## [Written request]
Below are some records. Pull every line that contains the word "JSON".
═════ Excerpted data ═════
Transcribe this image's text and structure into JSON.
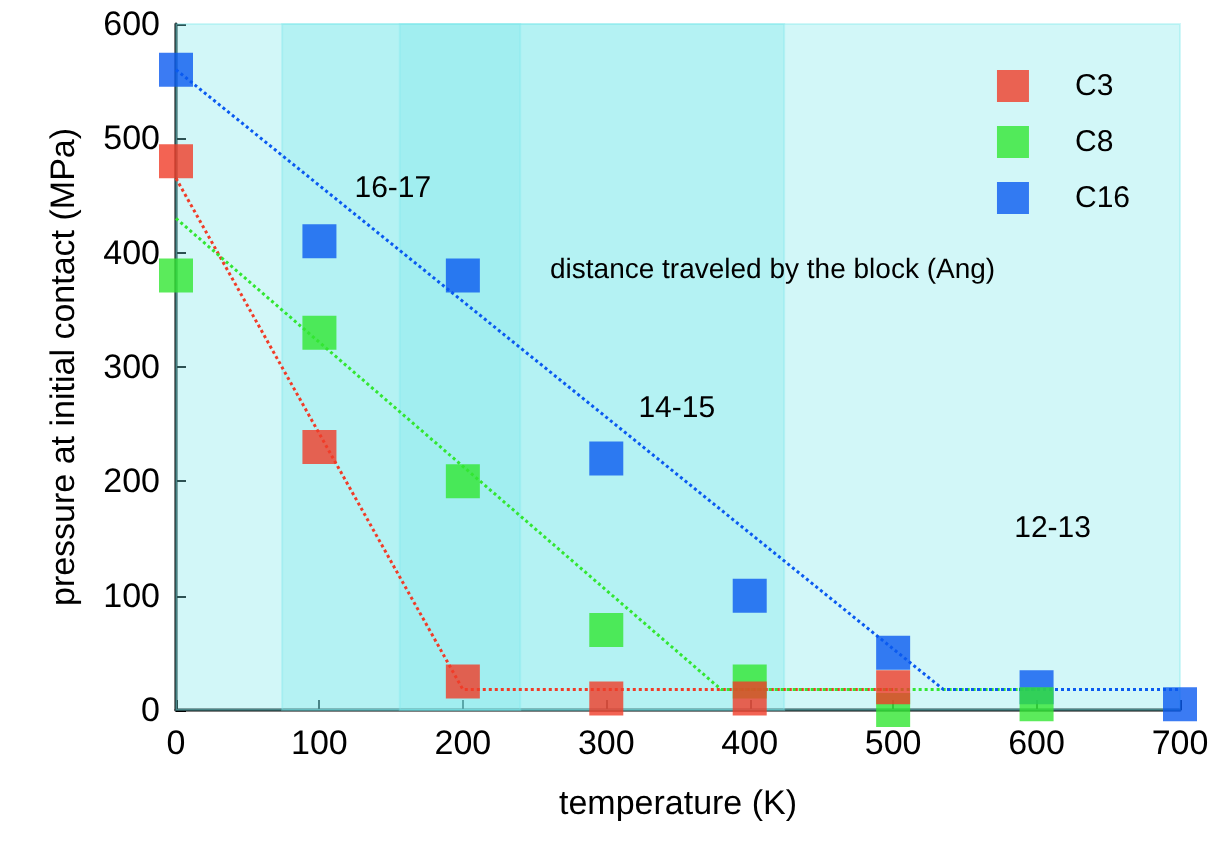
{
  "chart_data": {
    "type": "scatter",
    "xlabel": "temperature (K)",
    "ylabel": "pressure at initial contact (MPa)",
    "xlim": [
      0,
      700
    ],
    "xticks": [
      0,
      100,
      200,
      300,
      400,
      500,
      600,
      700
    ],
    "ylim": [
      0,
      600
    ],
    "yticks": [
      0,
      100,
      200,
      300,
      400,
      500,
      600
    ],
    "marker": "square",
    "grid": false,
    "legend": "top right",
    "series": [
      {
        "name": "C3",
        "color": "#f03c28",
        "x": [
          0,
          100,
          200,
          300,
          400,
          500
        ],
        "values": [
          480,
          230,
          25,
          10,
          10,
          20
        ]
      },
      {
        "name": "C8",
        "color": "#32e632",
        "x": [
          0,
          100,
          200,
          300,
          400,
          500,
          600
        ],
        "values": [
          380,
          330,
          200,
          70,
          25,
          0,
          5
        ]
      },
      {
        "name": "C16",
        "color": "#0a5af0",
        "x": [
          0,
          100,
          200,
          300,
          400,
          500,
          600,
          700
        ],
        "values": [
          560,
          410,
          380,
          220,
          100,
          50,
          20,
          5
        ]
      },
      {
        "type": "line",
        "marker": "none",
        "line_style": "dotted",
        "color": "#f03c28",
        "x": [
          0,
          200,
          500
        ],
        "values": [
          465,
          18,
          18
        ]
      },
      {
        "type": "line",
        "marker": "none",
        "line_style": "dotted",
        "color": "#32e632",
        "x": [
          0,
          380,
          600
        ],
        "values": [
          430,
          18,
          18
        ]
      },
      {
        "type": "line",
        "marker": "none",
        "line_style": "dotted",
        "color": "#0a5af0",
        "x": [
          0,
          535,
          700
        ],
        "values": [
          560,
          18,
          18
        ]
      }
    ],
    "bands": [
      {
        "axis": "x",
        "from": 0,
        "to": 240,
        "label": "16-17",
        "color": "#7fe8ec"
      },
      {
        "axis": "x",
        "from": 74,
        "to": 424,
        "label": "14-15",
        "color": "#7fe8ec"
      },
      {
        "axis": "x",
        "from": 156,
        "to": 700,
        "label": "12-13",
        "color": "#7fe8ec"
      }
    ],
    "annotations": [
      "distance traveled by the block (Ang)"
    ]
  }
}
═════
═════ Excerpted data ═════
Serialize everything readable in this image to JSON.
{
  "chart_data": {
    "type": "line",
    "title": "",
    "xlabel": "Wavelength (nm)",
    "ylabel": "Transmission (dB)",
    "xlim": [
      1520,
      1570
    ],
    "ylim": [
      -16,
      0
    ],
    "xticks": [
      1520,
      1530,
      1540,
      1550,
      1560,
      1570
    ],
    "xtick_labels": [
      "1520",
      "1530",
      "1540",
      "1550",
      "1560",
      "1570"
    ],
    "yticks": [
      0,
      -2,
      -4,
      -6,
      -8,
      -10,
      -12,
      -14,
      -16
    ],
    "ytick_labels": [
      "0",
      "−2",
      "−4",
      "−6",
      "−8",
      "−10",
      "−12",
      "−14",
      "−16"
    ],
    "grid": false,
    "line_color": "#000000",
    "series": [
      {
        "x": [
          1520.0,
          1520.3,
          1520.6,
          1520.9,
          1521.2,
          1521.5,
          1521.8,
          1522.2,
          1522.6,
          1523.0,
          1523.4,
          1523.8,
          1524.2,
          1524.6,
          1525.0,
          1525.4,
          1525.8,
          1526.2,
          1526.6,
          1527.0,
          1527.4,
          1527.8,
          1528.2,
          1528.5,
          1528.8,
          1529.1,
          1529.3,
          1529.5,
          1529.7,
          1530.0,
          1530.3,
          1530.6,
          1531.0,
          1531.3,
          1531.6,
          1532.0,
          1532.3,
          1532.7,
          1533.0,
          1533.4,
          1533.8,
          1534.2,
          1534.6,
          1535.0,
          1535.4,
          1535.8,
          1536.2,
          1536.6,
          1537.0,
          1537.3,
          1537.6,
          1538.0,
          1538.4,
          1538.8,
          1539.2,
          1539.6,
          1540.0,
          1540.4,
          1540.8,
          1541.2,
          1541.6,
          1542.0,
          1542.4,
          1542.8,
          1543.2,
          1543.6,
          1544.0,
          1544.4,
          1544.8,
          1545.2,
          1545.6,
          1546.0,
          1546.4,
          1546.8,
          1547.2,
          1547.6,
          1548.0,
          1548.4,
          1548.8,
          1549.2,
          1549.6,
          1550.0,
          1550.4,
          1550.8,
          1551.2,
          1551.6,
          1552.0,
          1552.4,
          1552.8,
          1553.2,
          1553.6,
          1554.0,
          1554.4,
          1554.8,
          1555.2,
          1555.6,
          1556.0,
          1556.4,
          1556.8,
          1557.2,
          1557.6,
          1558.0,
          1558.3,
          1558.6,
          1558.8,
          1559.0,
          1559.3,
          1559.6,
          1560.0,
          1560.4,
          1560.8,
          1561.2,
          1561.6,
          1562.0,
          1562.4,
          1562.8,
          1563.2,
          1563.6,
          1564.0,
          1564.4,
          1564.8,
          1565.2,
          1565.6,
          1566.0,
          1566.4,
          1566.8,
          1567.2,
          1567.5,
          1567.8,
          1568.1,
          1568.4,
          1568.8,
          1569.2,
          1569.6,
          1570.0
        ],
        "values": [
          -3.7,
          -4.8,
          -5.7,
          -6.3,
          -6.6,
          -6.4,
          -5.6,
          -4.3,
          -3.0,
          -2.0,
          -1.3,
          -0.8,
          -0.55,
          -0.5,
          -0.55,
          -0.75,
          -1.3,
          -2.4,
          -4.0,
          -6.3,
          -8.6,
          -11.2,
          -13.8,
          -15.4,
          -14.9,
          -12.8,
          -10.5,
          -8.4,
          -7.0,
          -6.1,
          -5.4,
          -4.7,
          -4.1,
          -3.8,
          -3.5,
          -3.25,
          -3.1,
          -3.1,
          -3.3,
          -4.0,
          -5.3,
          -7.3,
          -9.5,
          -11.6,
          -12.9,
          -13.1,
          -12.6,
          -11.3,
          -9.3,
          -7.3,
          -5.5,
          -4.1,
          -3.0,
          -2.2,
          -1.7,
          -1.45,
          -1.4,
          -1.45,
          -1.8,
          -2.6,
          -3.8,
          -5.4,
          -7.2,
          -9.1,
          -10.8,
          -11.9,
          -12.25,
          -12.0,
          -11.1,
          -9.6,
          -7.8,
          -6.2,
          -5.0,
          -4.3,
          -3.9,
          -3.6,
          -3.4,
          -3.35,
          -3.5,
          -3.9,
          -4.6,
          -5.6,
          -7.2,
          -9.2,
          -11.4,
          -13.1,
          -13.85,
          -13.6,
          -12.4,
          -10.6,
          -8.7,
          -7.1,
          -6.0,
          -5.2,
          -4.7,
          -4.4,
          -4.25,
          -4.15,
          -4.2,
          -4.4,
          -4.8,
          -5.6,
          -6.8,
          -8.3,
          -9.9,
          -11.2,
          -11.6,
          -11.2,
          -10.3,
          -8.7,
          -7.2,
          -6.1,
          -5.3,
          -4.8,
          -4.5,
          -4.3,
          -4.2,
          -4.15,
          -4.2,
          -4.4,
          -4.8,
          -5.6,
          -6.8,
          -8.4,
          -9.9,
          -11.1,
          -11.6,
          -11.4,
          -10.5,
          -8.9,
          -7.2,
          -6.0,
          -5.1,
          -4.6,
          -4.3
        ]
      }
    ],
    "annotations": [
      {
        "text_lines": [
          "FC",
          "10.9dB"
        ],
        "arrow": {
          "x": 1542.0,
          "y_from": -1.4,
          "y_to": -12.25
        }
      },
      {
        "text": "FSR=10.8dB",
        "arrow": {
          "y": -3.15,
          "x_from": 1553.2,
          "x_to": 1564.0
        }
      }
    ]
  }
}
═════
## [Written response]
Transcribe this image's text and structure into JSON.
Serialize everything readable in this image to JSON.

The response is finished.